### GIVEN PASSAGE
▼

As further shown in FIG. 3, the channeling means can include guide portions 42a and 42b which serve to deposit the yarn directly on the surface of the fixation disc 41 and also serve to maintain the yarn on the disc long enough to fix the nodes. The disc can be driven by an electrical motor having an output shaft 43. Although FIG. 2 illustrated a wheel 25 having a single rotation means 41, such wheel can be provided with a plurality of such fixation means distributed around the wheel, it being understood that each such fixation means should be positioned to contact a node.

False-twist jets suitable for use in the system of FIG. 1 are shown in FIGS. 4 and 5, these also being disclosed in the aforementioned application.

As shown therein, each jet includes a body 50 having a central bore 51 with tangential orifices 52 and 53 intersecting the bore at diametrically opposite sides thereof. Two such jet inlets are provided to permit control of twist in either direction, as by alternately supplying the orifices with air under pressure. Air is supplied through conduits 54 or 55, which conduits are held in place by mounting means such as a plate 56 to which the conduits are attached, the plate being attached to the jet as by screws or similar fastening means 57.

Annular inserts 58 and 59 are provided at opposite ends of bore 51, each insert having an outer diameter equal to the inner diameter of the bore so that the inserts are slidably received therein. Each insert has an interior axial bore 60 of a smaller size than the bore 51, bores 60 being of a suitable size to permit the yarn to longitudinally pass therethrough. Body 50 is provided with internally threaded radially extending bores 61 and 62 which receive set screws 63 and 64, respectively. Bores 61 and 62 extend from the outer surface of the body into bore 51 so that, when inserts 58 and 59 are present, the set screws engage the inserts and hold them in place. Thus, for any given set of circumstances, the inserts can be axially adjusted and then locked in place using the set screws.

▲

### GIVEN INSTRUCTION 1
According to the passage on false-twist jets, what holds the annular inserts in place inside the central bore?
### GIVEN INSTRUCTION 2
Summarize the passage on false-twist jets in two sentences.
### GIVEN INSTRUCTION 3
Extend the passage on false-twist jets, starting after its final sentence.
The rows that follow come from a different source than the passage on false-twist jets.

### DATASET CONTENT
▼

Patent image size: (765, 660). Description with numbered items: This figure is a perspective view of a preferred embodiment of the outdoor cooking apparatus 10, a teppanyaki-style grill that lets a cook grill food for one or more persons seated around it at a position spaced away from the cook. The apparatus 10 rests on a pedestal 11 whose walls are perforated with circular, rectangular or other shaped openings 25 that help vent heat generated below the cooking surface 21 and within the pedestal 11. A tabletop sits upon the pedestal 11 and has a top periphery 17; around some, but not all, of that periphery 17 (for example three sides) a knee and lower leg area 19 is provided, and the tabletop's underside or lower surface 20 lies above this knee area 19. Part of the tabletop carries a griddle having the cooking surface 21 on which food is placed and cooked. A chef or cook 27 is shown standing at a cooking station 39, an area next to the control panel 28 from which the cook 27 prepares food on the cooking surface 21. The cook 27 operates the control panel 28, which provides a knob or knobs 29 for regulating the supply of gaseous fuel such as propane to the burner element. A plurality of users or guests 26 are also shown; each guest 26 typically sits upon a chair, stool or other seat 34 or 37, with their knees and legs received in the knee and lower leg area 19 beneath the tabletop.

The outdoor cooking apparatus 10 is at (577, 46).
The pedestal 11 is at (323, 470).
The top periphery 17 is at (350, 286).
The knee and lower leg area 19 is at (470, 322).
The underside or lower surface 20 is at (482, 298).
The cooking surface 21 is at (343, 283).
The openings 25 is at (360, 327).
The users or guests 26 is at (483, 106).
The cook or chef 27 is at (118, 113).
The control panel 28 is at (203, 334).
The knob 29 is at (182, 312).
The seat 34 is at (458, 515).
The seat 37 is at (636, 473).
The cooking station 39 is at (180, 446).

▲

### EXPECTED ANSWER 1
Set screws 63 and 64, which pass through the threaded bores 61 and 62 and engage the inserts.

### EXPECTED ANSWER 2
Guide portions deposit the yarn on a motor-driven fixation disc and keep it there long enough to fix the nodes, and the wheel may carry several such fixation means, each positioned to contact a node. Each false-twist jet has a body with a central bore that two tangential air orifices intersect so twist can be controlled in either direction, and annular inserts at each end of the bore can be adjusted axially and locked with set screws.

### EXPECTED ANSWER 3
By adjustment of the inserts inwardly toward the jet orifices, a position can be established at and beyond which jet will operate in a filming mode on a particular yarn size, substantially regardless of the tension of the thread line. This is due to the fact that the jet orifices are always effectively outside the yarn arc turning radius, the air film resulting from the orifices being recessed radially beyond the insert bores producing a thicker air film. With this structure, the tangential relationship of the orifices 52 and 53 relative to bore 51 is not nearly so critical as in convenient vortex jets. However, it is preferred that the orifices be tangential to bore 51. Jets fabricated as described have been known to develop the same direction twist in yarns with no tension whatsoever and on those strained almost to the point of breakage.

In the manufacture of carpet using yarn manufactured on machines incorporating the features described in connection with FIGS. 1-5, it is common practice to produce yarn on several such machines for supply to a single carpet machine. This is done because of relative production rates and also because of color selection.

It has been found, however, that it is extremely difficult to produce yarns on several spinning machines in such a way that all of the yarns are exactly alike. The twist jets and/or air supplies in different spinning machines can be different enough so that the degree of twist differs in the finished yarns. When these yarns from different machines are tufted into the same carpet which can have, for example, 1,000 yarns in a 12 foot carpet width, these relatively small differences can show up as a streak effect in the final carpet. Thus, if one yarn has a different appearance from its neighbor in a tuft row, and if this appearance is continued row after row, the result is a line or streak warpwise in the carpet which is visually readily apparent, degrading the appearance of the carpet and such carpet is a "second".

BRIEF SUMMARY OF THE INVENTION

Briefly described, a product in accordance with the invention comprises, in a yarn of the type having a plurality of false-twisted singles yarns self-twisted together to form a plied yarn with longitudinally spaced nodes of zero twist defining longitudinally distinct plied yarn segments, the improvement wherein the amount of self-twist differs from segment to segment along the plied yarn over a predetermined range of amounts of twist.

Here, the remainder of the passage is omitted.